**TASK INSTRUCTIONS:**
1: Answer these from the article on C++ pointers to members below:
(a) Which institution presented the 1992 "C++ in Action" and "CPlusC++" conferences?
(b) What does the abbreviation GNSP stand for?
(c) According to the declaration of handle, what kind of thing must handle point at?
2: From the article on C++ pointers to members below, list every kind of incoming data it offers as possibly fitting the packet model.
3: Please recast the paragraph of the article on C++ pointers to members that begins "Pointers, in both C and C++, are handy things" as a short bulleted list that keeps its main facts.

— START OF TEXT SECTION —

Christopher Skelly
Christopher Skelly is President and CEO of Insight Resource Inc., a firm specializing in C++ and OOP training. Insight Resource also developed the KO-PILOT line of help products, which Brit Hume called the “best add-ins ever written”. Christopher speaks regularly at international C++ events, and was the Technical Chairman of the 1992 “C++ in Action” and “CPlusC++” conferences, presented by Boston University. Christopher welcomes email communication at [email protected]. Insight Resource Inc. can be reached at 914-631-5032.
Pointers, in both C and C++, are handy things, because they give us the right to procrastinate. They allow us to put off until tomorrow, that is, run time, what we would otherwise be forced to do today, at compile time. Such procrastination is often valuable because a run-time engine can sample its actual surroundings, and may be able to make more intelligent choices than those available at compile time. Pointers serve other purposes as well, such as the decoupling of two related objects, which would otherwise be forced to use some scheme of direct containment.
Pointers have changed in C++, even though C++ adheres laudably well to the Spirit of C, preserving the low-level power of a systems engineering language with high-level abstraction capabilities added in.
The most radical new idea C++ brings to pointers is that of a pointer to member, which can be either a pointer to member data or member function. C++’s new pointer types provide both flexibility and localization – they provide the flexibility of run-time decision making, otherwise known as late binding, combined with the localization of class scoping. These pointers are different, in syntax and in some cases implementation, from Standard C pointers. The new pointer types provide the kind of run-time decision making C programmers often implement as an array of pointers to functions. Pointers to members have not yet received the attention they deserve as powerful new tools for implementing complex systems. This article explores the new pointer types, by demonstrating their usefulness and by revealing some aspects of their internal implementation.
It’s easiest to understand what a pointer to member is by seeing what it does. So in this section I present a common programming problem solved by pointers to members, and show what they are along the way. One application for C++’s new pointers is the reduction of Global Name Space Pollution (GNSP). GNSP often occurs as programs grow in size and complexity. More and more names “bubble up” to the global name space, until it becomes difficult to add or change a global symbol without generating an unexpected conflict somewhere in the system. Hiding a function or data pointer inside a class helps avoid this problem.
For example, first consider a simple model, in which an incoming data stream is parsed into separate packets of information. Each packet requires a complex action (call it a “handle”) to properly deal with the packet’s information. Incoming image data from a distant Voyager might fit this situation, as might seismographic bundles, complex stock transactions, etc. In this model a class packet defines several member functions to handle the incoming data, with each function designed to handle a different kind of information packet:
class packet
{
public:
// public interface will go here
private:
void handletype1(void)
{ /* handle type 1 packet */ }
void handletype2(void)
{ /* handle type 2 packet */ }
void handletype3(void)
{ /* handle type 3 packet */ }
};The following statement creates a pointer to member function of class packet:
void (packet::*handle)(void);handle is the pointer; the member function receives no arguments and returns nothing. This syntax already differs from Standard C, though only one new idea has been introduced, the scope resolving packet:: construct just to the left of *handle. The new construct declares that handle is not just an ordinary pointer to function. Instead, handle must point at a member function of class packet. In other words, the possible values for handle are “localized” to the scope of packet.

— END OF TEXT SECTION —
— START OF ENTRIES —

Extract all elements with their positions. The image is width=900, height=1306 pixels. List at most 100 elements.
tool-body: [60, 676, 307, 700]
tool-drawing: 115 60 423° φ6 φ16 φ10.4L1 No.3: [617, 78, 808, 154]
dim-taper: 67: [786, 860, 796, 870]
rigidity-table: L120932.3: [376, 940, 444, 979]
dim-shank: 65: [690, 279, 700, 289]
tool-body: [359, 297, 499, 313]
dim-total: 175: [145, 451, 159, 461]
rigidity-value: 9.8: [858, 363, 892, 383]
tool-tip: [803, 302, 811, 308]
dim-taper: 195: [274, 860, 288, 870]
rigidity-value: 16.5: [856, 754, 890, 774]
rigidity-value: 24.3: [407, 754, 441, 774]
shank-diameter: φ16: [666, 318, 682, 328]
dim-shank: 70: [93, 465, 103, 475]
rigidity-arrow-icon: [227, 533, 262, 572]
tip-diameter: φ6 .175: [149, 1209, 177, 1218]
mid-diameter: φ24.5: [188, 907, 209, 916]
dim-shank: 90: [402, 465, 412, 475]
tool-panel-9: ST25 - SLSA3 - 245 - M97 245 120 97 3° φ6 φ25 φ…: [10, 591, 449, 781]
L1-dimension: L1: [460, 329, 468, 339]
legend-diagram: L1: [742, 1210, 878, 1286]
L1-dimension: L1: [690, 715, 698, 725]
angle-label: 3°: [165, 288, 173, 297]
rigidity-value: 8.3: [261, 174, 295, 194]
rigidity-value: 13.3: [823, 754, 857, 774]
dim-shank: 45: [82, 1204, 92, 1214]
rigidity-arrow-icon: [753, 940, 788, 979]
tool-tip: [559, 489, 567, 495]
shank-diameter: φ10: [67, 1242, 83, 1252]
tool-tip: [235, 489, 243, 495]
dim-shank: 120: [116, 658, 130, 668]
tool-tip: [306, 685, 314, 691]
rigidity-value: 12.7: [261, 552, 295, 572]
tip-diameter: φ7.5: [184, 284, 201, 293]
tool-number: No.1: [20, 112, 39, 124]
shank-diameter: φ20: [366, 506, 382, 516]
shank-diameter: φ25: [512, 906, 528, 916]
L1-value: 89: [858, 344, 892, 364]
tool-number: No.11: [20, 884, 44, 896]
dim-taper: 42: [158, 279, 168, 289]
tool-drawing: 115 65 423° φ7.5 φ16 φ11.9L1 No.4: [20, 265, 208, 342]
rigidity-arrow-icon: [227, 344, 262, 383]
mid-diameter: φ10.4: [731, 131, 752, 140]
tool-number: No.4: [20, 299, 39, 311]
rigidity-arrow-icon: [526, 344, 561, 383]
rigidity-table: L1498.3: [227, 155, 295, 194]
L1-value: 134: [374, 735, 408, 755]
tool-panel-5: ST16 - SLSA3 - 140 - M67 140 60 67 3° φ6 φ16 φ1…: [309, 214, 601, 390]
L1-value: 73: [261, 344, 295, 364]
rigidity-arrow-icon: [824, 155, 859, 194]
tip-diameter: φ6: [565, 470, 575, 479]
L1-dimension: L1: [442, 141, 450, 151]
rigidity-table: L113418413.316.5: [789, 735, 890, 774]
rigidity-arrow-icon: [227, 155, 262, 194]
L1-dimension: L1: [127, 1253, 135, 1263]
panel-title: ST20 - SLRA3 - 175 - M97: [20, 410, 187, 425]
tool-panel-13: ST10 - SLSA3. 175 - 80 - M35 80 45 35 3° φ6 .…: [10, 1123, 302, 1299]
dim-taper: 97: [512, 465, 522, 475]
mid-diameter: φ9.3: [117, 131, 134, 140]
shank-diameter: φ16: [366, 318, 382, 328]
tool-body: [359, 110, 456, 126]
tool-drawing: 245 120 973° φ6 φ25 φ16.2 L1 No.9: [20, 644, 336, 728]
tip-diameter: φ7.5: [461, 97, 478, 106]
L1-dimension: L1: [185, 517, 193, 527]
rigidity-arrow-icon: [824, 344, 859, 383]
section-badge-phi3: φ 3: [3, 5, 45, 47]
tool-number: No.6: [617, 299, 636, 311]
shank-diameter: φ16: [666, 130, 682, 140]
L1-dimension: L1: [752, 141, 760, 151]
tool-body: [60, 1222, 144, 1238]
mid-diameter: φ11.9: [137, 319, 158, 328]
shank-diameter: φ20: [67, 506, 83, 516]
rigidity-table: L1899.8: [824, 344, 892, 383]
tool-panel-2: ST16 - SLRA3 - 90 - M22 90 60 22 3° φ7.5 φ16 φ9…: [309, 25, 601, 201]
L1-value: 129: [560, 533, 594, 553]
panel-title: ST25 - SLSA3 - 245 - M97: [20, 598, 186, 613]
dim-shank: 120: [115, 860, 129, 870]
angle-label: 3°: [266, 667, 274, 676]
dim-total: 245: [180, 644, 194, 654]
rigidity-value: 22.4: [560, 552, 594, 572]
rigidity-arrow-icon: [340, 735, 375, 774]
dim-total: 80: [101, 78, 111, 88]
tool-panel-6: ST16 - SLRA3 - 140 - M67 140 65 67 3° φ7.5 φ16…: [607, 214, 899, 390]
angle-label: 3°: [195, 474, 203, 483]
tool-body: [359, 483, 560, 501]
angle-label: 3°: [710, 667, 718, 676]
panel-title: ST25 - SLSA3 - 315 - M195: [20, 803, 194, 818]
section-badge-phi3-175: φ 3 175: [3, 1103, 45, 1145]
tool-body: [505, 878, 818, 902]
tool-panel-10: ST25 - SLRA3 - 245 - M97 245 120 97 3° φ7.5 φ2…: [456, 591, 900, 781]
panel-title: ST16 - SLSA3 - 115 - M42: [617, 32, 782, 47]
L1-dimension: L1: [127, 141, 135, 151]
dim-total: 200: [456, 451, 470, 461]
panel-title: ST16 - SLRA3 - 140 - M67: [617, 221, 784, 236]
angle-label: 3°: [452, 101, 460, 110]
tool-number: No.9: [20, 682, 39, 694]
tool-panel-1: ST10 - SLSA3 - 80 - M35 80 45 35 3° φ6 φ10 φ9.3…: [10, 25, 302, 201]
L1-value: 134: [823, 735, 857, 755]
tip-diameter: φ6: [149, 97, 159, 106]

— END OF ENTRIES —

**OUTPUTS:**
1:
(a) Boston University.
(b) Global Name Space Pollution.
(c) A member function of class packet.

2:
- Incoming image data from a distant Voyager
- Seismographic bundles
- Complex stock transactions

3:
- In C and C++, pointers let work be put off from compile time until run time.
- This is valuable because a run-time engine can sample its actual surroundings and may make more intelligent choices than are available at compile time.
- Pointers also decouple two related objects that would otherwise have to use some scheme of direct containment.